Extract the records below word for word and ignore the images.

======== Task material ========

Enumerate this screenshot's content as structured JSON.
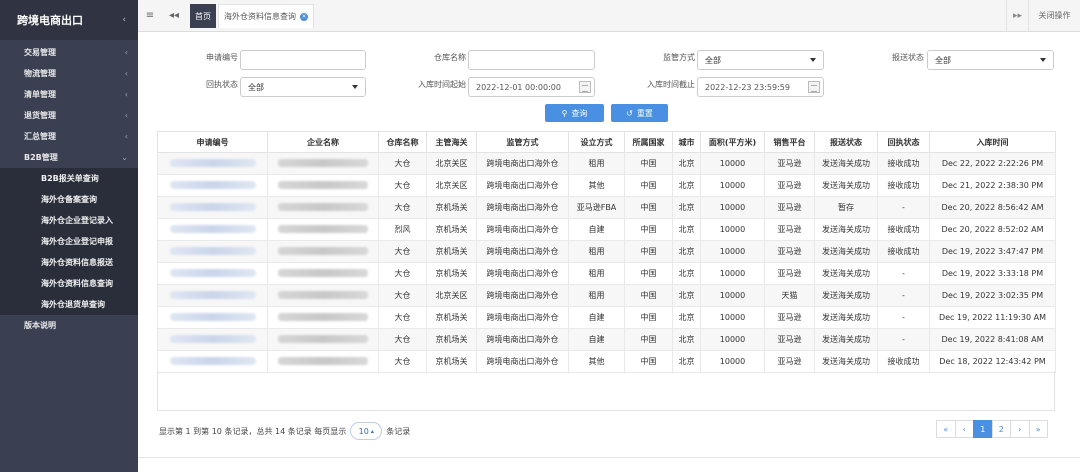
{
  "sidebar": {
    "title": "跨境电商出口",
    "items": [
      {
        "label": "交易管理",
        "arrow": "‹"
      },
      {
        "label": "物流管理",
        "arrow": "‹"
      },
      {
        "label": "清单管理",
        "arrow": "‹"
      },
      {
        "label": "退货管理",
        "arrow": "‹"
      },
      {
        "label": "汇总管理",
        "arrow": "‹"
      },
      {
        "label": "B2B管理",
        "arrow": "⌄"
      }
    ],
    "sub_items": [
      {
        "label": "B2B报关单查询"
      },
      {
        "label": "海外仓备案查询"
      },
      {
        "label": "海外仓企业登记录入"
      },
      {
        "label": "海外仓企业登记申报"
      },
      {
        "label": "海外仓资料信息报送"
      },
      {
        "label": "海外仓资料信息查询"
      },
      {
        "label": "海外仓退货单查询"
      }
    ],
    "last_item": "版本说明"
  },
  "topbar": {
    "menu_icon": "≡",
    "back_icon": "◂◂",
    "home_tab": "首页",
    "active_tab": "海外仓资料信息查询",
    "forward_icon": "▸▸",
    "close_ops": "关闭操作"
  },
  "filters": {
    "apply_no_label": "申请编号",
    "apply_no_value": "",
    "warehouse_label": "仓库名称",
    "warehouse_value": "",
    "supervise_label": "监管方式",
    "supervise_value": "全部",
    "report_status_label": "报送状态",
    "report_status_value": "全部",
    "receipt_status_label": "回执状态",
    "receipt_status_value": "全部",
    "in_start_label": "入库时间起始",
    "in_start_value": "2022-12-01 00:00:00",
    "in_end_label": "入库时间截止",
    "in_end_value": "2022-12-23 23:59:59",
    "search_btn": "查询",
    "reset_btn": "重置"
  },
  "table": {
    "columns": [
      "申请编号",
      "企业名称",
      "仓库名称",
      "主管海关",
      "监管方式",
      "设立方式",
      "所属国家",
      "城市",
      "面积(平方米)",
      "销售平台",
      "报送状态",
      "回执状态",
      "入库时间"
    ],
    "rows": [
      {
        "warehouse": "大仓",
        "customs": "北京关区",
        "mode": "跨境电商出口海外仓",
        "setup": "租用",
        "country": "中国",
        "city": "北京",
        "area": "10000",
        "platform": "亚马逊",
        "report": "发送海关成功",
        "receipt": "接收成功",
        "time": "Dec 22, 2022 2:22:26 PM"
      },
      {
        "warehouse": "大仓",
        "customs": "北京关区",
        "mode": "跨境电商出口海外仓",
        "setup": "其他",
        "country": "中国",
        "city": "北京",
        "area": "10000",
        "platform": "亚马逊",
        "report": "发送海关成功",
        "receipt": "接收成功",
        "time": "Dec 21, 2022 2:38:30 PM"
      },
      {
        "warehouse": "大仓",
        "customs": "京机场关",
        "mode": "跨境电商出口海外仓",
        "setup": "亚马逊FBA",
        "country": "中国",
        "city": "北京",
        "area": "10000",
        "platform": "亚马逊",
        "report": "暂存",
        "receipt": "-",
        "time": "Dec 20, 2022 8:56:42 AM"
      },
      {
        "warehouse": "烈风",
        "customs": "京机场关",
        "mode": "跨境电商出口海外仓",
        "setup": "自建",
        "country": "中国",
        "city": "北京",
        "area": "10000",
        "platform": "亚马逊",
        "report": "发送海关成功",
        "receipt": "接收成功",
        "time": "Dec 20, 2022 8:52:02 AM"
      },
      {
        "warehouse": "大仓",
        "customs": "京机场关",
        "mode": "跨境电商出口海外仓",
        "setup": "租用",
        "country": "中国",
        "city": "北京",
        "area": "10000",
        "platform": "亚马逊",
        "report": "发送海关成功",
        "receipt": "接收成功",
        "time": "Dec 19, 2022 3:47:47 PM"
      },
      {
        "warehouse": "大仓",
        "customs": "京机场关",
        "mode": "跨境电商出口海外仓",
        "setup": "租用",
        "country": "中国",
        "city": "北京",
        "area": "10000",
        "platform": "亚马逊",
        "report": "发送海关成功",
        "receipt": "-",
        "time": "Dec 19, 2022 3:33:18 PM"
      },
      {
        "warehouse": "大仓",
        "customs": "北京关区",
        "mode": "跨境电商出口海外仓",
        "setup": "租用",
        "country": "中国",
        "city": "北京",
        "area": "10000",
        "platform": "天猫",
        "report": "发送海关成功",
        "receipt": "-",
        "time": "Dec 19, 2022 3:02:35 PM"
      },
      {
        "warehouse": "大仓",
        "customs": "京机场关",
        "mode": "跨境电商出口海外仓",
        "setup": "自建",
        "country": "中国",
        "city": "北京",
        "area": "10000",
        "platform": "亚马逊",
        "report": "发送海关成功",
        "receipt": "-",
        "time": "Dec 19, 2022 11:19:30 AM"
      },
      {
        "warehouse": "大仓",
        "customs": "京机场关",
        "mode": "跨境电商出口海外仓",
        "setup": "自建",
        "country": "中国",
        "city": "北京",
        "area": "10000",
        "platform": "亚马逊",
        "report": "发送海关成功",
        "receipt": "-",
        "time": "Dec 19, 2022 8:41:08 AM"
      },
      {
        "warehouse": "大仓",
        "customs": "京机场关",
        "mode": "跨境电商出口海外仓",
        "setup": "其他",
        "country": "中国",
        "city": "北京",
        "area": "10000",
        "platform": "亚马逊",
        "report": "发送海关成功",
        "receipt": "接收成功",
        "time": "Dec 18, 2022 12:43:42 PM"
      }
    ]
  },
  "footer": {
    "info_prefix": "显示第 1 到第 10 条记录，总共 14 条记录 每页显示",
    "page_size": "10",
    "info_suffix": "条记录",
    "pager": [
      "«",
      "‹",
      "1",
      "2",
      "›",
      "»"
    ],
    "active_page": "1"
  }
}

========

• [Reply]
Enumerate this screenshot's content as structured JSON.
{
  "sidebar": {
    "title": "跨境电商出口",
    "items": [
      {
        "label": "交易管理",
        "arrow": "‹"
      },
      {
        "label": "物流管理",
        "arrow": "‹"
      },
      {
        "label": "清单管理",
        "arrow": "‹"
      },
      {
        "label": "退货管理",
        "arrow": "‹"
      },
      {
        "label": "汇总管理",
        "arrow": "‹"
      },
      {
        "label": "B2B管理",
        "arrow": "⌄"
      }
    ],
    "sub_items": [
      {
        "label": "B2B报关单查询"
      },
      {
        "label": "海外仓备案查询"
      },
      {
        "label": "海外仓企业登记录入"
      },
      {
        "label": "海外仓企业登记申报"
      },
      {
        "label": "海外仓资料信息报送"
      },
      {
        "label": "海外仓资料信息查询"
      },
      {
        "label": "海外仓退货单查询"
      }
    ],
    "last_item": "版本说明"
  },
  "topbar": {
    "menu_icon": "≡",
    "back_icon": "◂◂",
    "home_tab": "首页",
    "active_tab": "海外仓资料信息查询",
    "forward_icon": "▸▸",
    "close_ops": "关闭操作"
  },
  "filters": {
    "apply_no_label": "申请编号",
    "apply_no_value": "",
    "warehouse_label": "仓库名称",
    "warehouse_value": "",
    "supervise_label": "监管方式",
    "supervise_value": "全部",
    "report_status_label": "报送状态",
    "report_status_value": "全部",
    "receipt_status_label": "回执状态",
    "receipt_status_value": "全部",
    "in_start_label": "入库时间起始",
    "in_start_value": "2022-12-01 00:00:00",
    "in_end_label": "入库时间截止",
    "in_end_value": "2022-12-23 23:59:59",
    "search_btn": "查询",
    "reset_btn": "重置"
  },
  "table": {
    "columns": [
      "申请编号",
      "企业名称",
      "仓库名称",
      "主管海关",
      "监管方式",
      "设立方式",
      "所属国家",
      "城市",
      "面积(平方米)",
      "销售平台",
      "报送状态",
      "回执状态",
      "入库时间"
    ],
    "rows": [
      {
        "warehouse": "大仓",
        "customs": "北京关区",
        "mode": "跨境电商出口海外仓",
        "setup": "租用",
        "country": "中国",
        "city": "北京",
        "area": "10000",
        "platform": "亚马逊",
        "report": "发送海关成功",
        "receipt": "接收成功",
        "time": "Dec 22, 2022 2:22:26 PM"
      },
      {
        "warehouse": "大仓",
        "customs": "北京关区",
        "mode": "跨境电商出口海外仓",
        "setup": "其他",
        "country": "中国",
        "city": "北京",
        "area": "10000",
        "platform": "亚马逊",
        "report": "发送海关成功",
        "receipt": "接收成功",
        "time": "Dec 21, 2022 2:38:30 PM"
      },
      {
        "warehouse": "大仓",
        "customs": "京机场关",
        "mode": "跨境电商出口海外仓",
        "setup": "亚马逊FBA",
        "country": "中国",
        "city": "北京",
        "area": "10000",
        "platform": "亚马逊",
        "report": "暂存",
        "receipt": "-",
        "time": "Dec 20, 2022 8:56:42 AM"
      },
      {
        "warehouse": "烈风",
        "customs": "京机场关",
        "mode": "跨境电商出口海外仓",
        "setup": "自建",
        "country": "中国",
        "city": "北京",
        "area": "10000",
        "platform": "亚马逊",
        "report": "发送海关成功",
        "receipt": "接收成功",
        "time": "Dec 20, 2022 8:52:02 AM"
      },
      {
        "warehouse": "大仓",
        "customs": "京机场关",
        "mode": "跨境电商出口海外仓",
        "setup": "租用",
        "country": "中国",
        "city": "北京",
        "area": "10000",
        "platform": "亚马逊",
        "report": "发送海关成功",
        "receipt": "接收成功",
        "time": "Dec 19, 2022 3:47:47 PM"
      },
      {
        "warehouse": "大仓",
        "customs": "京机场关",
        "mode": "跨境电商出口海外仓",
        "setup": "租用",
        "country": "中国",
        "city": "北京",
        "area": "10000",
        "platform": "亚马逊",
        "report": "发送海关成功",
        "receipt": "-",
        "time": "Dec 19, 2022 3:33:18 PM"
      },
      {
        "warehouse": "大仓",
        "customs": "北京关区",
        "mode": "跨境电商出口海外仓",
        "setup": "租用",
        "country": "中国",
        "city": "北京",
        "area": "10000",
        "platform": "天猫",
        "report": "发送海关成功",
        "receipt": "-",
        "time": "Dec 19, 2022 3:02:35 PM"
      },
      {
        "warehouse": "大仓",
        "customs": "京机场关",
        "mode": "跨境电商出口海外仓",
        "setup": "自建",
        "country": "中国",
        "city": "北京",
        "area": "10000",
        "platform": "亚马逊",
        "report": "发送海关成功",
        "receipt": "-",
        "time": "Dec 19, 2022 11:19:30 AM"
      },
      {
        "warehouse": "大仓",
        "customs": "京机场关",
        "mode": "跨境电商出口海外仓",
        "setup": "自建",
        "country": "中国",
        "city": "北京",
        "area": "10000",
        "platform": "亚马逊",
        "report": "发送海关成功",
        "receipt": "-",
        "time": "Dec 19, 2022 8:41:08 AM"
      },
      {
        "warehouse": "大仓",
        "customs": "京机场关",
        "mode": "跨境电商出口海外仓",
        "setup": "其他",
        "country": "中国",
        "city": "北京",
        "area": "10000",
        "platform": "亚马逊",
        "report": "发送海关成功",
        "receipt": "接收成功",
        "time": "Dec 18, 2022 12:43:42 PM"
      }
    ]
  },
  "footer": {
    "info_prefix": "显示第 1 到第 10 条记录，总共 14 条记录 每页显示",
    "page_size": "10",
    "info_suffix": "条记录",
    "pager": [
      "«",
      "‹",
      "1",
      "2",
      "›",
      "»"
    ],
    "active_page": "1"
  }
}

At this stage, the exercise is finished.